Excerpt provided
* * * * * * * * *

[net.micro.ns32k] 32332 faster than 32032?

johnl@hammer.UUCP (John Light) (06/16/86)

How can the 32332 be so much faster than the 32032?  Easy.
Let's take a brief look inside the 32032.  I did this work
while our 6200 workstation was a product, and I am telling it
from memory, so some details may be wrong.

When the 32032 came out, I couldn't understand why it was only
about 20% faster than the 32016.  I had waited in anticipation
because by examining the bus usage of the 32016, it was apparent
that the part was fully bus limited.  I did this by comparing the
instruction microcode times in the back of the manual with the
cycle-by-cycle activity on its bus.  It was clear from looking at
those numbers that the microcode spent a lot of time waiting for
bus bandwidth.  I predicted that the 32032 would be 80-100% faster
than the 32016 based on that analysis.

When the parts arrived, I was amazed and disappointed by the observed
performance.  The bus bandwidth was doubled, and the parts were running
only 20% faster.  I again looked at a cycle-by-cycle comparison on its
bus.  I used the "one million times" benchmark from the Byte (or was it
Aim) benchmarks.  It is a simple loop that increments a counter inside
a loop.  It took about 90 clocks for one loop on the 32016.

* * * * * * * * *

Collected data
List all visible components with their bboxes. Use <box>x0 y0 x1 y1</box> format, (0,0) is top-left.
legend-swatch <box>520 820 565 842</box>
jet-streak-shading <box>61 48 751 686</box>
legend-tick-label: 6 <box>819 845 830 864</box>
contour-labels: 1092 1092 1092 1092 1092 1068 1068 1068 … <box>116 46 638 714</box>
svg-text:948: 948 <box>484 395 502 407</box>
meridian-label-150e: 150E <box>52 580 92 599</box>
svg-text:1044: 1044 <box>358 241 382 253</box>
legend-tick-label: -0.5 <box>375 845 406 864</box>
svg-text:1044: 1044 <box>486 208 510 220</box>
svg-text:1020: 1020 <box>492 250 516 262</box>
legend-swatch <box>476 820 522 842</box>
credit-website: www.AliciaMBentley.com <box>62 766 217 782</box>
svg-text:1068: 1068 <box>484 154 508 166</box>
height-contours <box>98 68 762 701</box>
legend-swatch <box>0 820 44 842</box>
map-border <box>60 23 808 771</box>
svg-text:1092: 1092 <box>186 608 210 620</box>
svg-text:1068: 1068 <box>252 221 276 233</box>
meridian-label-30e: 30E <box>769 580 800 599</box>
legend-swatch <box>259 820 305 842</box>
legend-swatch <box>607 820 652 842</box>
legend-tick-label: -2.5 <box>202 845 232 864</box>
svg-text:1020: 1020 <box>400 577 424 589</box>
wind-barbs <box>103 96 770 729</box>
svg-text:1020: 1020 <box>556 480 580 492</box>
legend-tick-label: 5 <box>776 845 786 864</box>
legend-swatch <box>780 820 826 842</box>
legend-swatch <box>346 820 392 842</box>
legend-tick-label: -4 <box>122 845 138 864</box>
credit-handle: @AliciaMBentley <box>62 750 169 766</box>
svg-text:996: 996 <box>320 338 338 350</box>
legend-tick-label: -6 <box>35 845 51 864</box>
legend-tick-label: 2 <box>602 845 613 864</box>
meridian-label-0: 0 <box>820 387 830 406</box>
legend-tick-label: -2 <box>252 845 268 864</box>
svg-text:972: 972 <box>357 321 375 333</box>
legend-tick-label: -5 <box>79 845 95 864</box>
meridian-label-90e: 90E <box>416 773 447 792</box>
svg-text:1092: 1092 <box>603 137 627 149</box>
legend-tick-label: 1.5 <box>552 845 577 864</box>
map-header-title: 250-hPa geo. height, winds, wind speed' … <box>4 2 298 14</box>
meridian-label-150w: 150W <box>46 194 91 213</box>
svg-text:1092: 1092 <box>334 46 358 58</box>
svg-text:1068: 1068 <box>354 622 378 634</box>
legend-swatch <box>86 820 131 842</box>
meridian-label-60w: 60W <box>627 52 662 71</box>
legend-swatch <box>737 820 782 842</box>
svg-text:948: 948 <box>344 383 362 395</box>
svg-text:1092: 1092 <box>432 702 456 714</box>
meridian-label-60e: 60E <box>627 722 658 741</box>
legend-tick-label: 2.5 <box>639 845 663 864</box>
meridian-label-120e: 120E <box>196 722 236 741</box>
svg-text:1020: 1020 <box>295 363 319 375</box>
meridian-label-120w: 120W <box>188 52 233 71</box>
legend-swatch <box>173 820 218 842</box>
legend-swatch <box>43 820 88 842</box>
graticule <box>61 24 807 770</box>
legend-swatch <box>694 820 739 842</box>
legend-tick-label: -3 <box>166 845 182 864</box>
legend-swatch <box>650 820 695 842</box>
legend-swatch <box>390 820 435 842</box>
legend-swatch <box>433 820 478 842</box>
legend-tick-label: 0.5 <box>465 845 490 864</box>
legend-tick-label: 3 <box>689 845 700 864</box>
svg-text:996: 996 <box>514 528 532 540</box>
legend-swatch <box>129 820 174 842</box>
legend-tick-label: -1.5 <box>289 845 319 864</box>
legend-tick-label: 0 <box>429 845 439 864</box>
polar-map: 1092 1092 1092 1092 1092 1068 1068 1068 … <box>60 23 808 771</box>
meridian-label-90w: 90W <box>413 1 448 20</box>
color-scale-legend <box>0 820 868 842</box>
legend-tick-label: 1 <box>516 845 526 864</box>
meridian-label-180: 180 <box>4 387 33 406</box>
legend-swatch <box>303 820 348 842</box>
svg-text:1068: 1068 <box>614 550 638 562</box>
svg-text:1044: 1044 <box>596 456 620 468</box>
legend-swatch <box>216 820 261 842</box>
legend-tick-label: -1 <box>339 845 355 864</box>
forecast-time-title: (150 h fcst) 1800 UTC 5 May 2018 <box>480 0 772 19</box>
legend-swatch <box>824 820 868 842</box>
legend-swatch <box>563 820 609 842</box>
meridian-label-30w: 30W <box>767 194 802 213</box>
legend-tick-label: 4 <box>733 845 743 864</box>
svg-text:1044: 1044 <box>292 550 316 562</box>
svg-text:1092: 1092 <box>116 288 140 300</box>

* * * * * * * * *

Set problem
According to the newsgroup post, how much faster than the 32016 did the writer predict the 32032 would be?

The solution
80-100% faster.